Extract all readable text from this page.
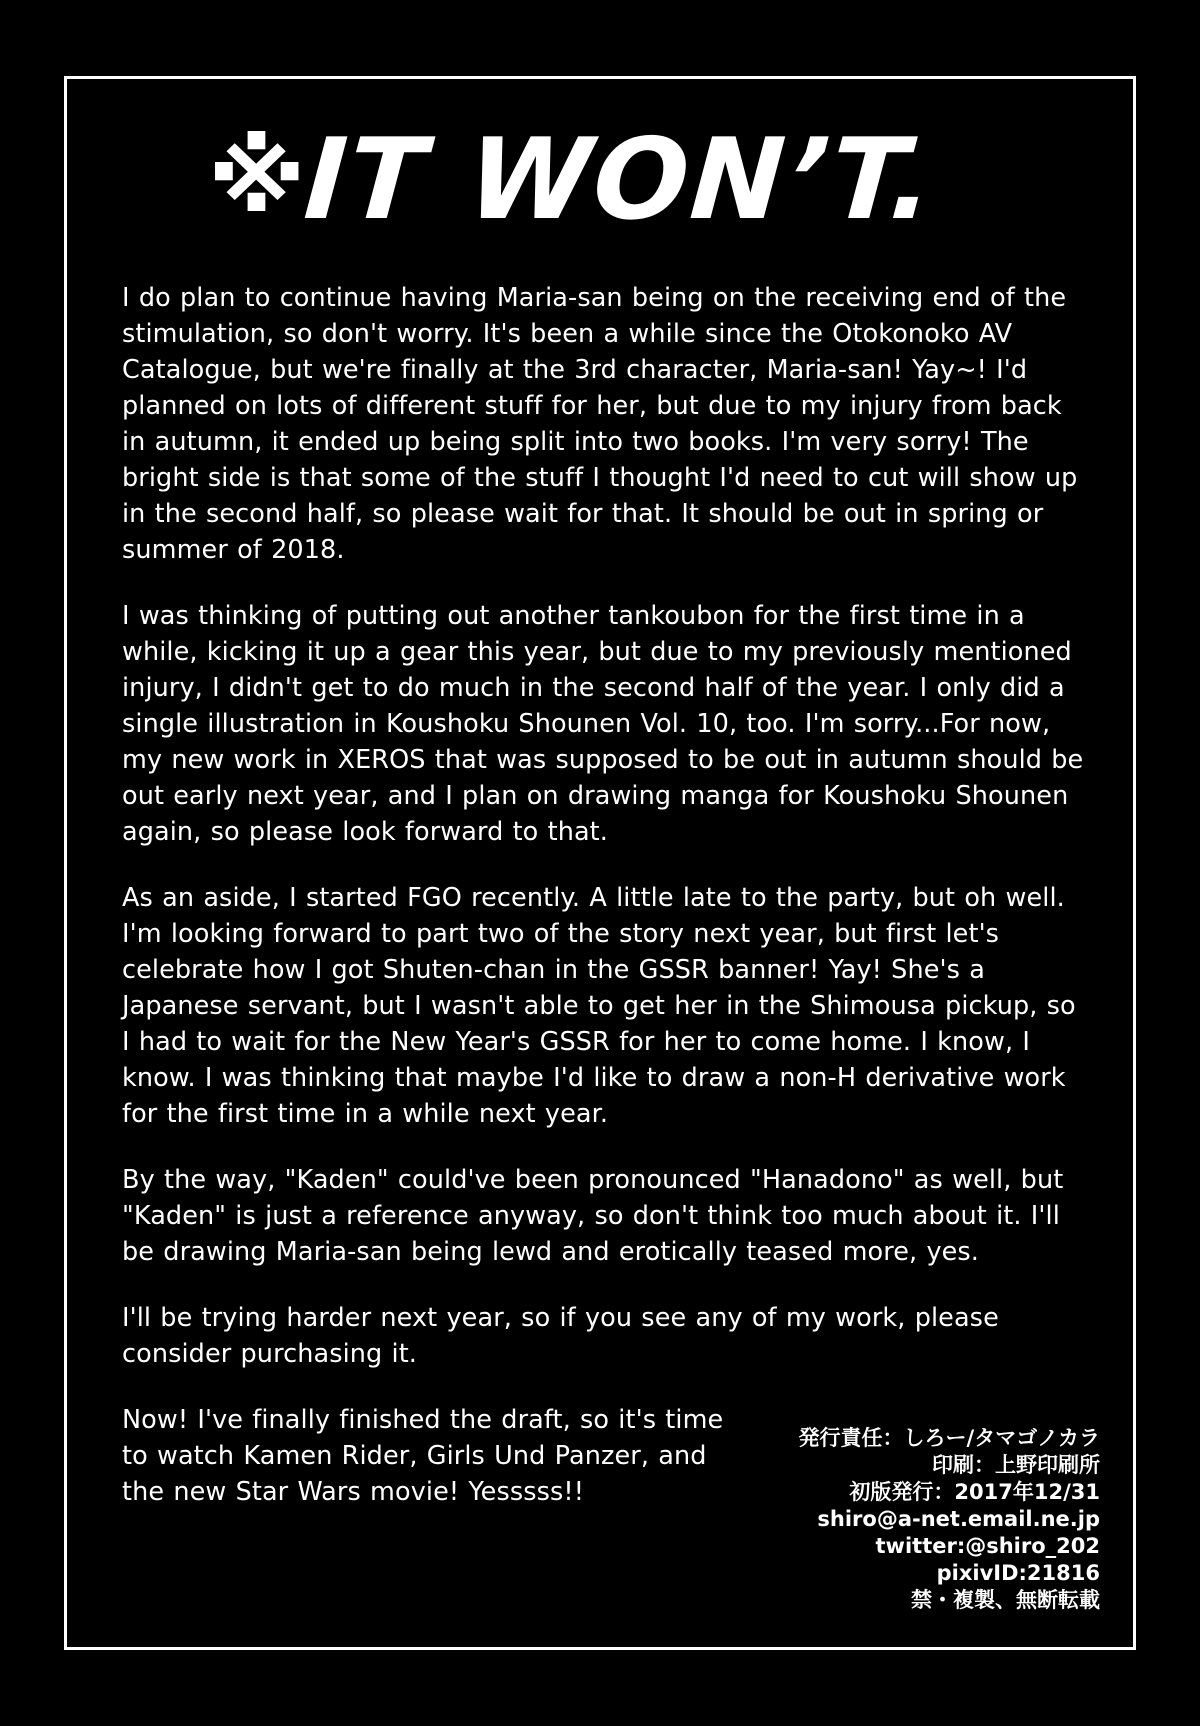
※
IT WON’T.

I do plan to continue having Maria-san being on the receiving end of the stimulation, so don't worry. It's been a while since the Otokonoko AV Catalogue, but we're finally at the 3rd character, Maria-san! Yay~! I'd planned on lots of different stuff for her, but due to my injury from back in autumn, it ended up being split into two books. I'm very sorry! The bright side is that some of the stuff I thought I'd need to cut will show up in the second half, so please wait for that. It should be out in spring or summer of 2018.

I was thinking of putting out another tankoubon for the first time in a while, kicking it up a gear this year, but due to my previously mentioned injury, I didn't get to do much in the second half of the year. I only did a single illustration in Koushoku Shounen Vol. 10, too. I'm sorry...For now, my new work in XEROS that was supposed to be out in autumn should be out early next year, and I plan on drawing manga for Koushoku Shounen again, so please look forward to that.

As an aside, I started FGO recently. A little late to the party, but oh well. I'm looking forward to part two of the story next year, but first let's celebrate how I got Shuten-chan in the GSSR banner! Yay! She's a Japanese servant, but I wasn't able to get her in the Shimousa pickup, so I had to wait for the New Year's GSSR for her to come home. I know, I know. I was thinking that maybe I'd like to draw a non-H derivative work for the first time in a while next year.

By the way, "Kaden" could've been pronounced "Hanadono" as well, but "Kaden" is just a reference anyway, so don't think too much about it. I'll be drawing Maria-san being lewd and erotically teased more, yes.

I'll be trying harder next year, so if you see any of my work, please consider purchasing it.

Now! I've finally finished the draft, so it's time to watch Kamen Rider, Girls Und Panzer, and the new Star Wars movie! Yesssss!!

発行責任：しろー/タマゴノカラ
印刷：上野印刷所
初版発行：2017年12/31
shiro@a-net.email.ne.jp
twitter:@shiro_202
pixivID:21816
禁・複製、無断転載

◇ ◇ ◇ ◇ ◇ ◇ ◇

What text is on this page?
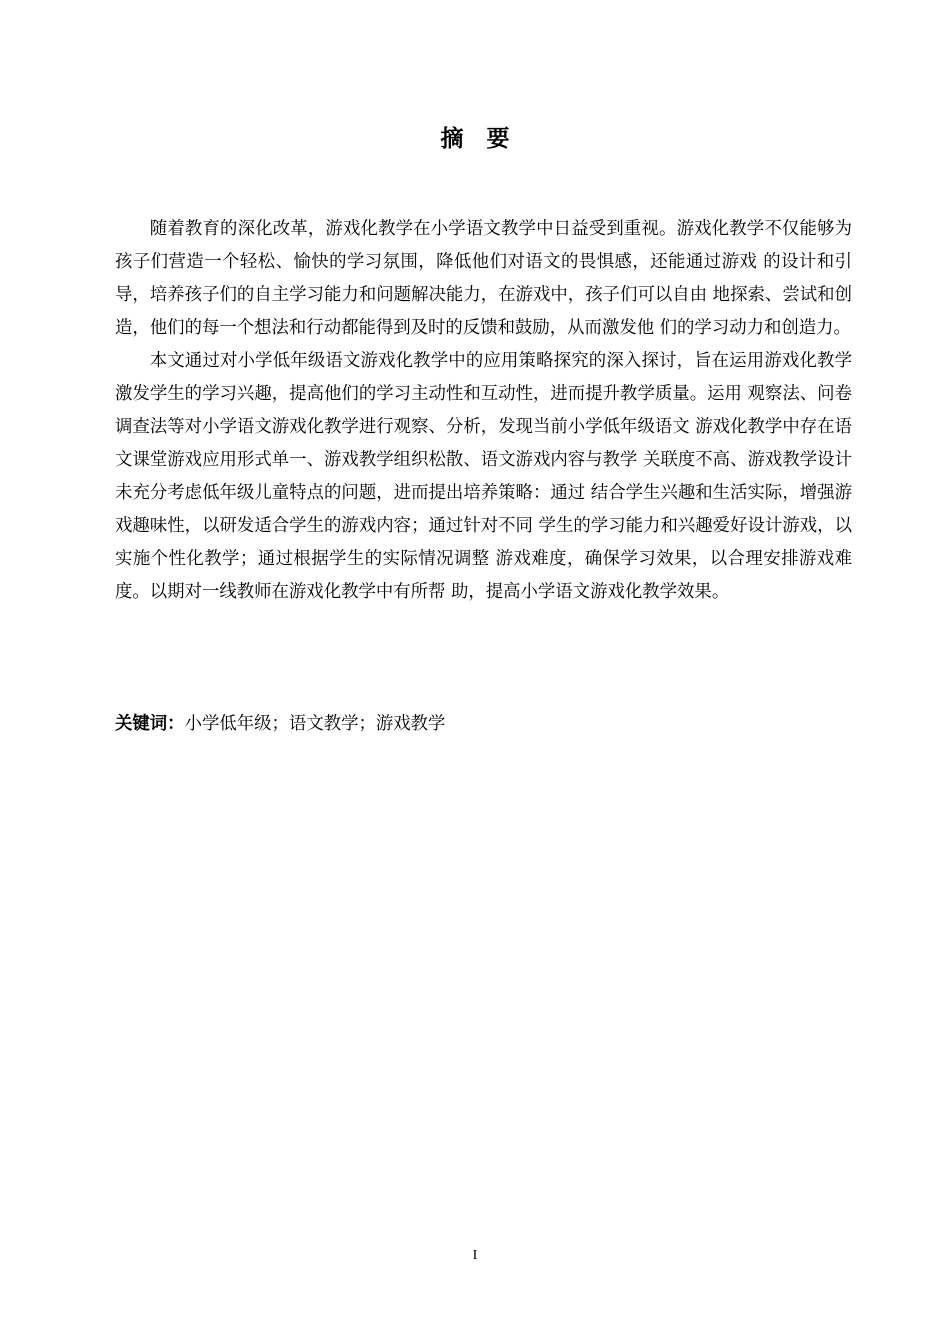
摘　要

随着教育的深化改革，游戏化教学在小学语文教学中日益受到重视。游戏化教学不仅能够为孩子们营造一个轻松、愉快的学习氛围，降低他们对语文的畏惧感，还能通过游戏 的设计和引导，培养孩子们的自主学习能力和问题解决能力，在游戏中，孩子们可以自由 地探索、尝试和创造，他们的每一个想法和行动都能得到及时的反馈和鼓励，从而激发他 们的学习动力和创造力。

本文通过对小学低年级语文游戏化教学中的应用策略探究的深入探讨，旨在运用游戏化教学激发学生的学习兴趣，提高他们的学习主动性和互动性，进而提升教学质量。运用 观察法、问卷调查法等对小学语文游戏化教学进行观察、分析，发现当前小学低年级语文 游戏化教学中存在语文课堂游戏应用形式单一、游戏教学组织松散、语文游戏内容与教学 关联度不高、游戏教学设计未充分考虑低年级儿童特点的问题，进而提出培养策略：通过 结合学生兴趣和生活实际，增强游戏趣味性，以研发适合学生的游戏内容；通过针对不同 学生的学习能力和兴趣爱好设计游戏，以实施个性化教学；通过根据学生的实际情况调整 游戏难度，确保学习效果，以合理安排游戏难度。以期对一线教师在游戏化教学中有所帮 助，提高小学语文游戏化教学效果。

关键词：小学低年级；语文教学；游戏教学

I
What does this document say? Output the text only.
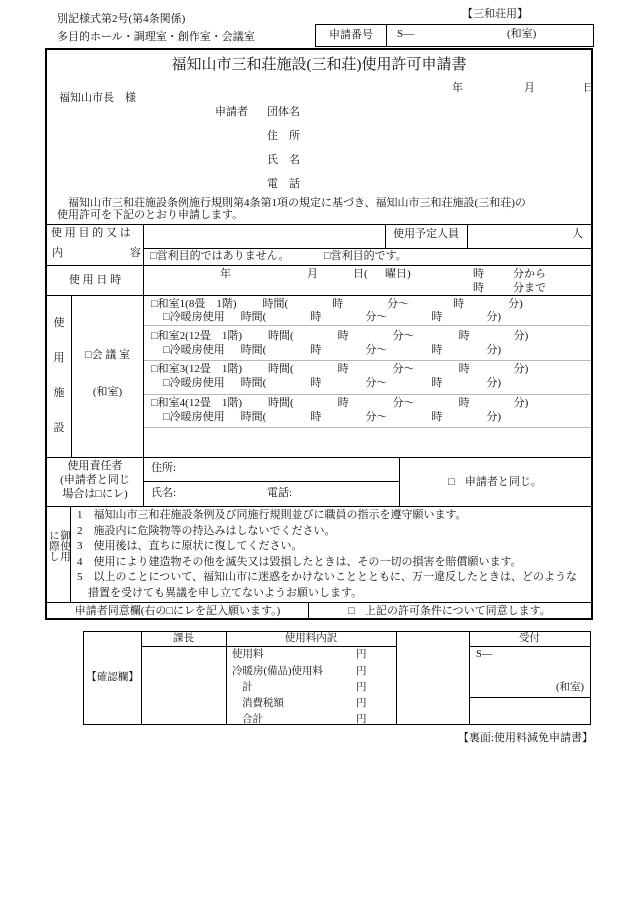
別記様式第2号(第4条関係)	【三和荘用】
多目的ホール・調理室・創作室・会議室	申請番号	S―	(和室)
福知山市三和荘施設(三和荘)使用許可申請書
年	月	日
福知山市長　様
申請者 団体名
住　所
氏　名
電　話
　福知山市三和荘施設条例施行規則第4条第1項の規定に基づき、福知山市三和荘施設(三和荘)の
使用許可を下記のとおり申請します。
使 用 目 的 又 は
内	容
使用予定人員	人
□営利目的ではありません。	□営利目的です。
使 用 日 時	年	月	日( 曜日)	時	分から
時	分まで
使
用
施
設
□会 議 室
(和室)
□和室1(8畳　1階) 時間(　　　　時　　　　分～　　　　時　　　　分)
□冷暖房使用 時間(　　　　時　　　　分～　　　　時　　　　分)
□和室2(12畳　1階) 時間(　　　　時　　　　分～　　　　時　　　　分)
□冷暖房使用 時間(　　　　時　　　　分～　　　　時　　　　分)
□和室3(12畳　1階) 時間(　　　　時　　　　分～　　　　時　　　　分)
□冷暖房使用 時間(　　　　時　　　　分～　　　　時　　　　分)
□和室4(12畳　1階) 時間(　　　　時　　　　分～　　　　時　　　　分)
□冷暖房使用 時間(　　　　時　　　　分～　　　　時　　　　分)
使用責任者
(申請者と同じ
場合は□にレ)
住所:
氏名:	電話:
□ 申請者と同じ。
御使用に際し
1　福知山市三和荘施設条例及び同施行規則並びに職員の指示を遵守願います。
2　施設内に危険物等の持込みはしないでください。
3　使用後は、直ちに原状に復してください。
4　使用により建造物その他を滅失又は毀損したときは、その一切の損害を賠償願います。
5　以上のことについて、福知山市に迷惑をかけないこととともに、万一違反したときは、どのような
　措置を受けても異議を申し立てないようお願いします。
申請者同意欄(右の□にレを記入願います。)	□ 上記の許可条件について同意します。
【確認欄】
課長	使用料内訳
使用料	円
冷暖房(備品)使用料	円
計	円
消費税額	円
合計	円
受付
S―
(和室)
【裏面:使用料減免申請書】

◇ ◇ ◇ ◇ ◇ ◇ ◇

SET PROBLEM: What is the number of lines in this listing that contain the word "thinking"? Answer with that number and nothing else.

FINISHED ANSWER: 2